■ LISTE DES TÂCHES
[a] Résumez en deux phrases la présentation du roman Lucky losers.
[b] Recopiez mot pour mot le passage de la présentation du roman Lucky losers qui s'ouvre sur les mots « Laurent MALOT » et se clôt sur « lutte des classes. ».
[c] Rédigez la suite de la présentation du roman Lucky losers à partir de sa dernière phrase.

Lucky losers

Laurent MALOT

Albin Michel Jeunesse, 2017, 297 p.
Albin Michel Jeunesse, 2017, 297 p.

 

"Sean Kinsley, dix-sept ans, c'est moi. Il y a moins d'un an, je vivais encore à Londres, jusqu'à ce que ma mère surprenne mon père dans les bras d'un homme. C'est là que tout a basculé : déménagement en Bretagne, inscription dans un nouveau lycée, mais surtout coup de foudre pour la plus belle fille du monde ! C'aurait pu être le nirvana si des fils à papa n'avaient pas cherché à nous humilier, mes copains et moi. Et comme je ne réfléchis pas toujours aux conséquences, je leur ai lancé un défi. De quelle façon ce défi a pu embraser tout Douarnenez, je me le demande encore..."

Mon avis :

Quand un défi sportif devient le symbole de la lutte des classes.

■ DONNÉES FOURNIES
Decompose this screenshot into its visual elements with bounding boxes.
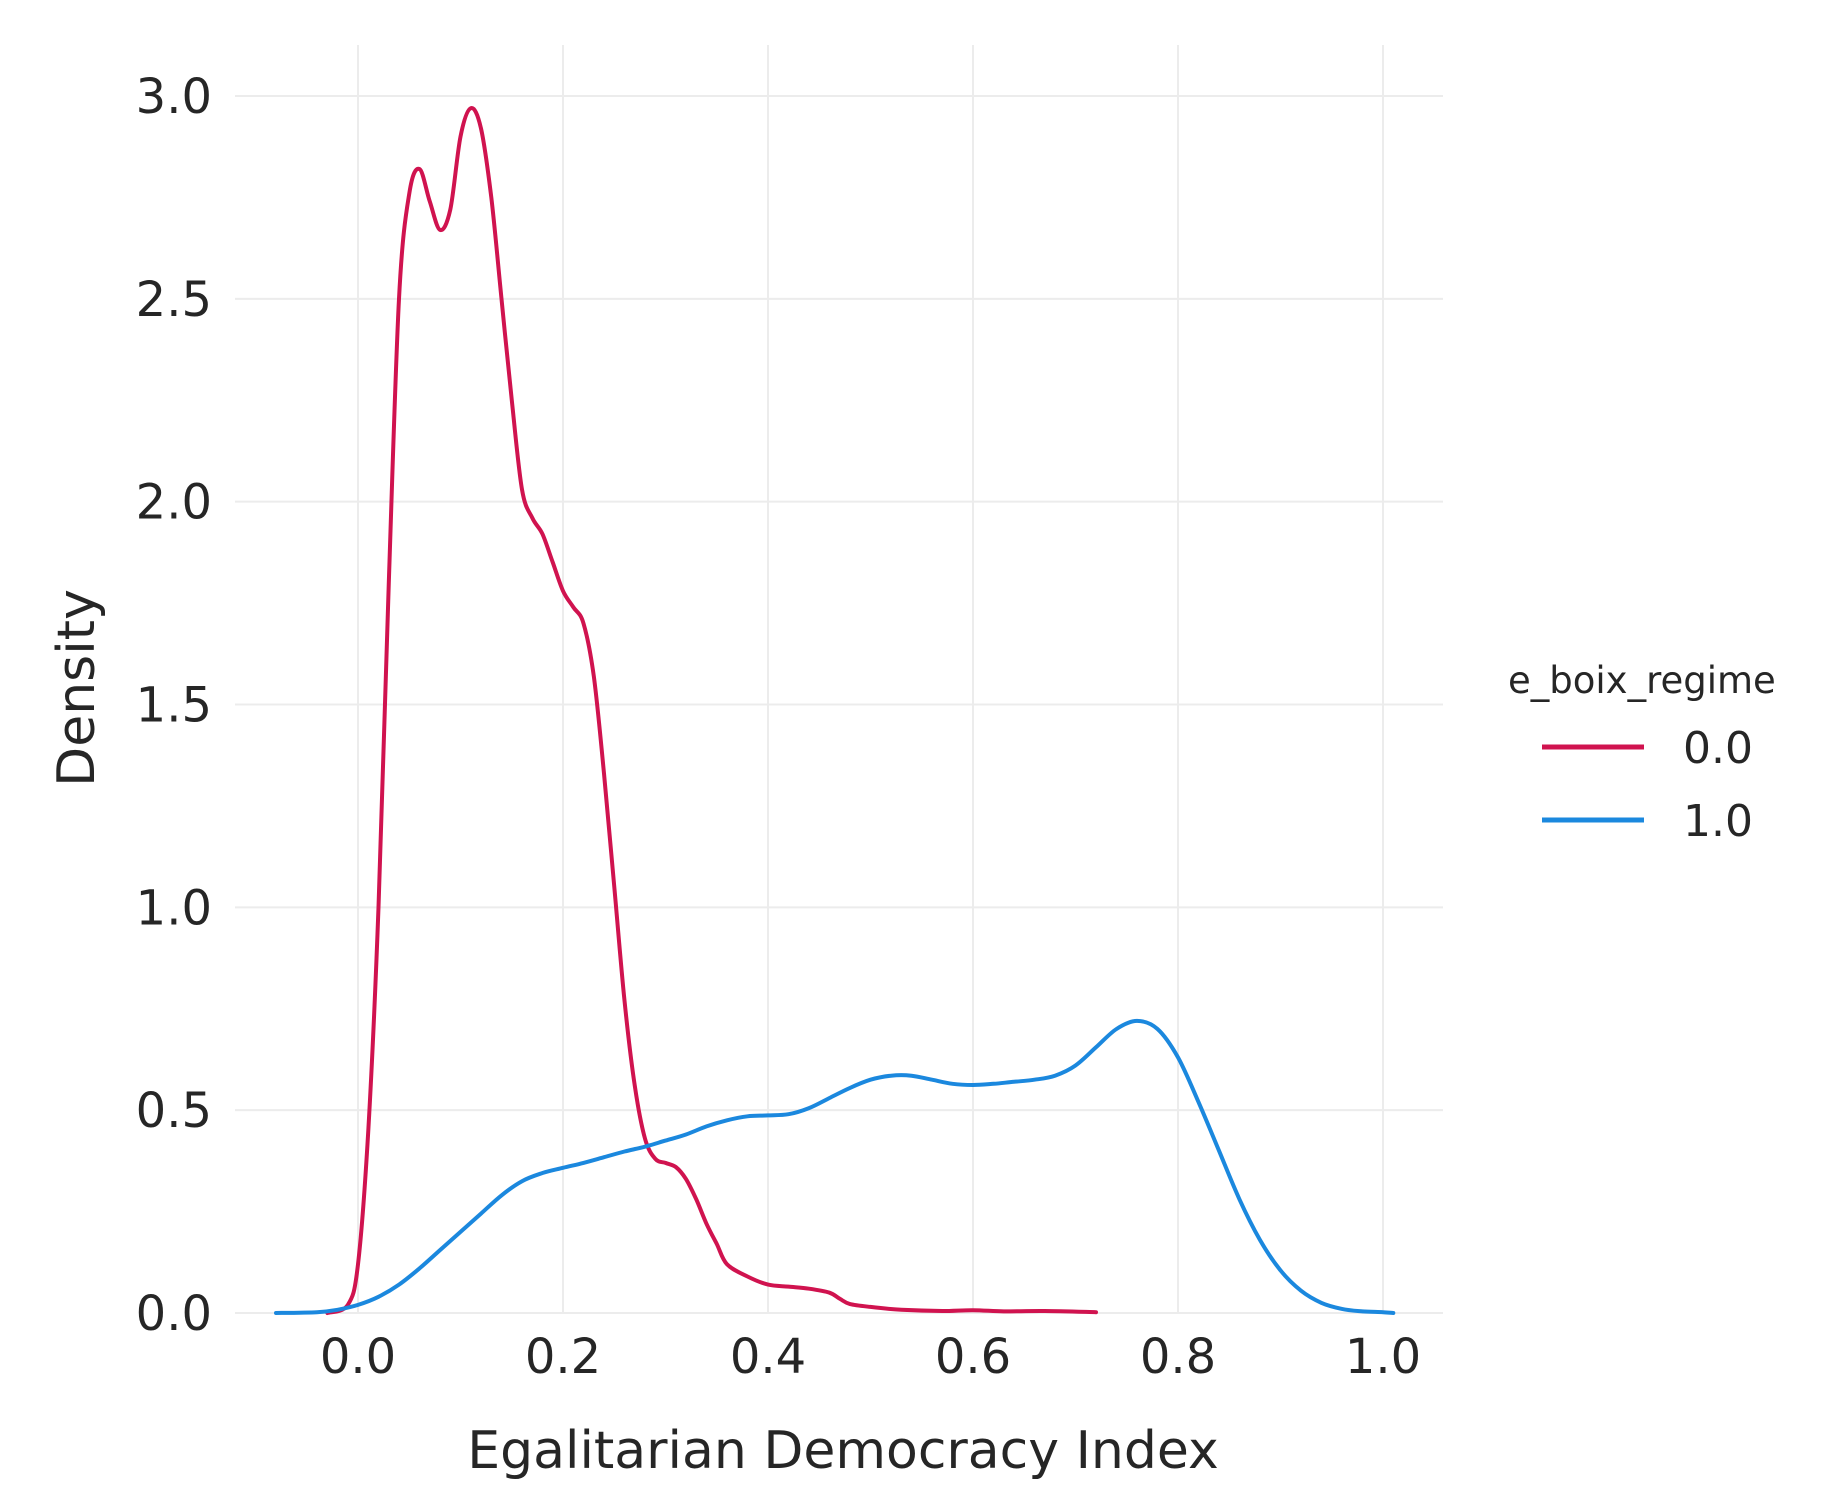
y-tick-label: 3.0 bbox=[136, 69, 212, 125]
x-tick-label: 0.8 bbox=[1140, 1329, 1216, 1385]
x-tick-label: 0.2 bbox=[525, 1329, 601, 1385]
x-axis-label: Egalitarian Democracy Index bbox=[467, 1421, 1218, 1481]
y-axis-label: Density bbox=[47, 589, 107, 787]
legend-label: 0.0 bbox=[1683, 723, 1753, 774]
y-tick-label: 1.5 bbox=[136, 678, 212, 734]
grid bbox=[235, 45, 1443, 1314]
density-lines bbox=[274, 106, 1396, 1315]
legend: e_boix_regime 0.0 1.0 bbox=[1508, 659, 1776, 847]
legend-title: e_boix_regime bbox=[1508, 659, 1776, 702]
y-tick-label: 2.5 bbox=[136, 272, 212, 328]
y-tick-label: 1.0 bbox=[136, 880, 212, 936]
y-tick-label: 0.0 bbox=[136, 1286, 212, 1342]
density-line-0-0 bbox=[325, 106, 1098, 1315]
legend-label: 1.0 bbox=[1683, 796, 1753, 847]
y-axis-ticks: 0.0 0.5 1.0 1.5 2.0 2.5 3.0 bbox=[136, 69, 212, 1342]
x-axis-ticks: 0.0 0.2 0.4 0.6 0.8 1.0 bbox=[320, 1329, 1421, 1385]
y-tick-label: 0.5 bbox=[136, 1083, 212, 1139]
x-tick-label: 0.4 bbox=[730, 1329, 806, 1385]
y-tick-label: 2.0 bbox=[136, 475, 212, 531]
x-tick-label: 0.6 bbox=[935, 1329, 1011, 1385]
density-line-1-0 bbox=[274, 1018, 1396, 1315]
x-tick-label: 0.0 bbox=[320, 1329, 396, 1385]
x-tick-label: 1.0 bbox=[1345, 1329, 1421, 1385]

■ RÉPONSES PAR TÂCHE
[a] Lucky losers, roman de Laurent Malot paru chez Albin Michel Jeunesse en 2017, suit Sean Kinsley, dix-sept ans, qui a quitté Londres pour la Bretagne après que sa mère a surpris son père dans les bras d'un homme, et qui y a eu le coup de foudre pour la plus belle fille du monde. Humilié avec ses copains par des fils à papa, Sean leur lance un défi sportif qui embrase tout Douarnenez et devient le symbole de la lutte des classes.

[b]
Laurent MALOT

Albin Michel Jeunesse, 2017, 297 p.
Albin Michel Jeunesse, 2017, 297 p.

 

"Sean Kinsley, dix-sept ans, c'est moi. Il y a moins d'un an, je vivais encore à Londres, jusqu'à ce que ma mère surprenne mon père dans les bras d'un homme. C'est là que tout a basculé : déménagement en Bretagne, inscription dans un nouveau lycée, mais surtout coup de foudre pour la plus belle fille du monde ! C'aurait pu être le nirvana si des fils à papa n'avaient pas cherché à nous humilier, mes copains et moi. Et comme je ne réfléchis pas toujours aux conséquences, je leur ai lancé un défi. De quelle façon ce défi a pu embraser tout Douarnenez, je me le demande encore..."

Mon avis :

Quand un défi sportif devient le symbole de la lutte des classes.

[c]
Sean, comme ses camarades du lycée Saint-Hilaire, vit dans des conditions familiales délicates : divorce, chômage, logement modeste (voire foyer pour Antoine) et fins de mois difficiles. Tous se passeraient bien des insultes des bourges de l'institut privé Balzac, "fils à papa" possédant les entreprises locales où travaillent leurs parents "prolos". Mais voilà : Sean a le coup de foudre pour Camille, l'héritière des Ateliers d'Arincourt, et dans cette petite ville bretonne, l'amour "d'une princesse et d'un roturier" est inconcevable. Pour autant, pas question de "se coucher devant les bourges" : en lançant un défi à ses détracteurs dans leurs sports de prédilection, Sean devient celui qui relève la tête devant les bourgeois : "On était nuls mais prêts à se battre". Question de dignité.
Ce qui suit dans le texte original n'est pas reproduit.